Sejarah

Sejarah Lombok (32): Sejarah Awal Moda Transportasi di Pulau Lombok; Pelabuhan, Jalan, Kereta Api dan Lapangan Terbang




false
IN



























































































































































*Untuk
melihat semua artikel Sejarah Lombok dalam blog ini Klik Disini

Satu hal yang penting dalam sejarah kota-kota
atau tempat-tempat penting di Indonesia adalah soal moda transportasi.
Pertumbuhan dan perkembangan transportasi mengiringi sejarah itu sendiri. Namun
sangat jarang sejarawan memperhatikan dan menulis moda transpoertasi tersebut.
Tentu saja sejarah moda transportasi di pulau Lombok luput dari perhatian.
Padahal liputan sejarah akan membantu secara kontekstual bagi pengambil
kebijakan sehubungan dengan usulan-usulan perencanaan pembangunan pada masa
kini.

Moda transportasi kereta Api di Lombok (Peta 1940)
=-=-=-=-=
**TUJUAN TUGAS:** Tulis kembali bagian teks tentang sejarah transportasi di Pulau Lombok yang dibuka dengan kata-kata "Satu hal yang" dan ditutup dengan "Lombok (Peta 1940)", lalu ganti "sejarawan" dengan "ahli sejarah".

**DATA:**
=-=-=-=-=
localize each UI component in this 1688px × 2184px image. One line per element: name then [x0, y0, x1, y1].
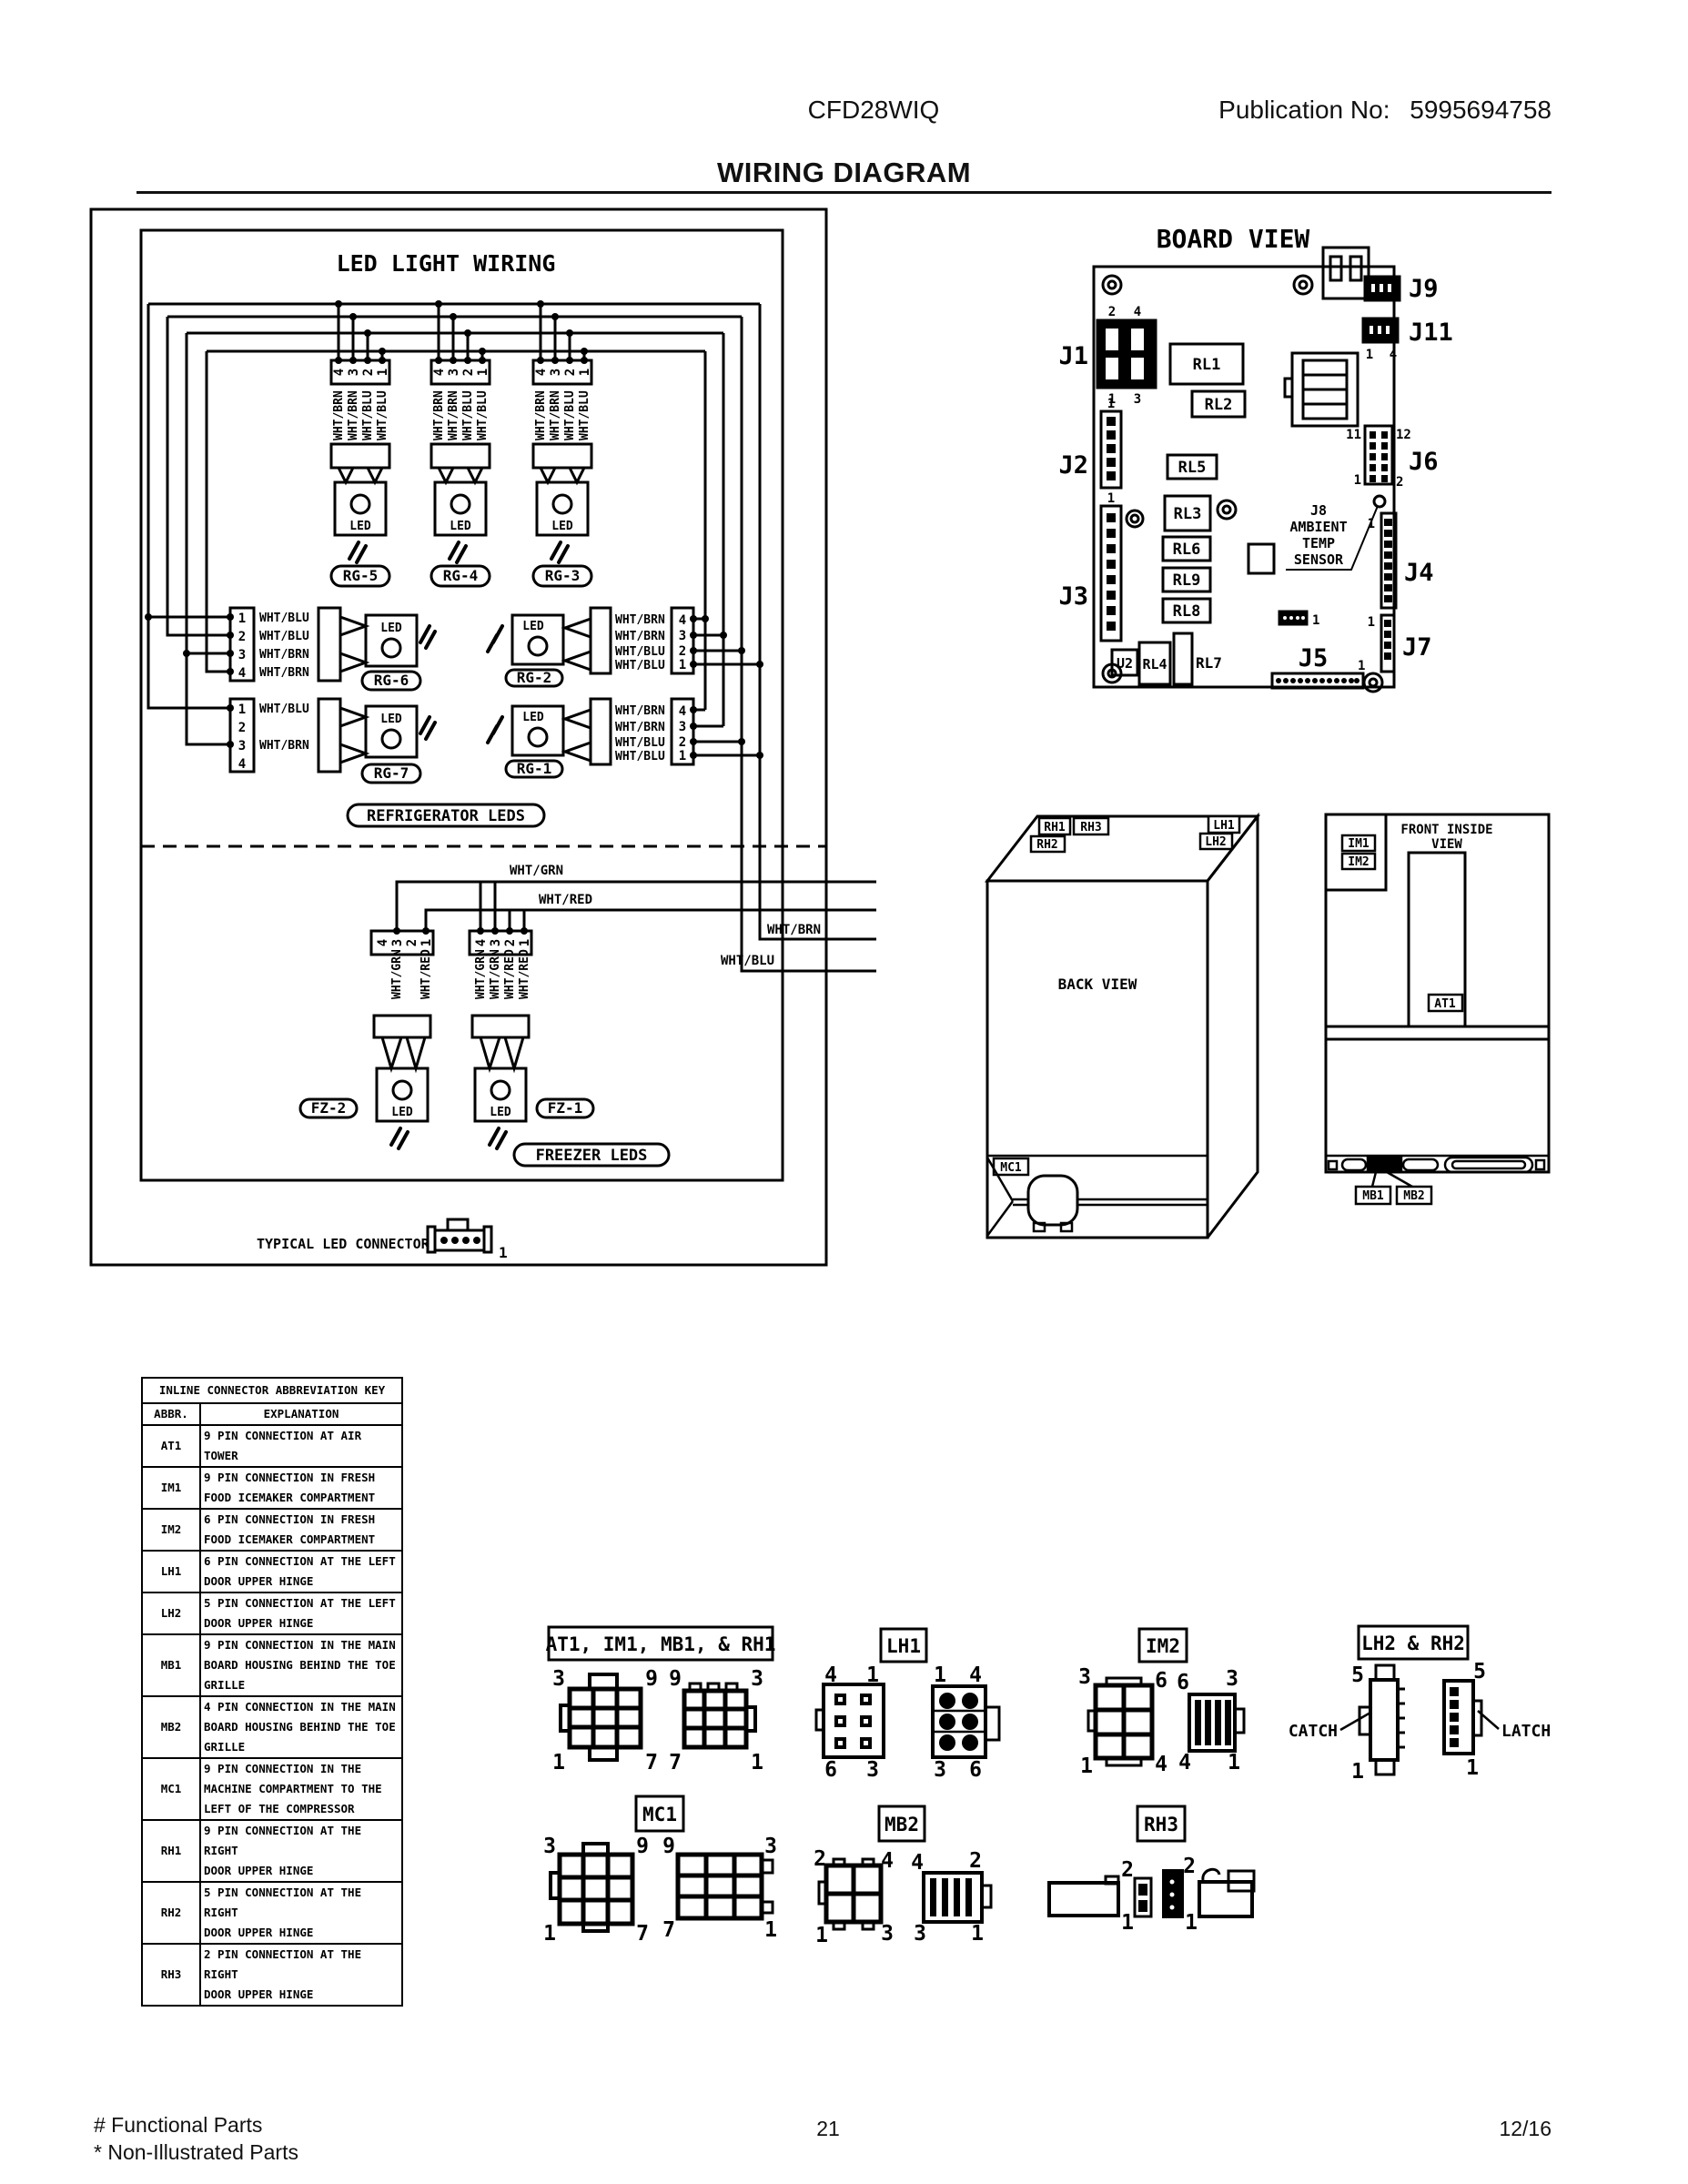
=-=-=-=-=
**HASIL TUGAS:**
Satu hal yang penting dalam sejarah kota-kota
atau tempat-tempat penting di Indonesia adalah soal moda transportasi.
Pertumbuhan dan perkembangan transportasi mengiringi sejarah itu sendiri. Namun
sangat jarang ahli sejarah memperhatikan dan menulis moda transpoertasi tersebut.
Tentu saja sejarah moda transportasi di pulau Lombok luput dari perhatian.
Padahal liputan sejarah akan membantu secara kontekstual bagi pengambil
kebijakan sehubungan dengan usulan-usulan perencanaan pembangunan pada masa
kini.

Moda transportasi kereta Api di Lombok (Peta 1940)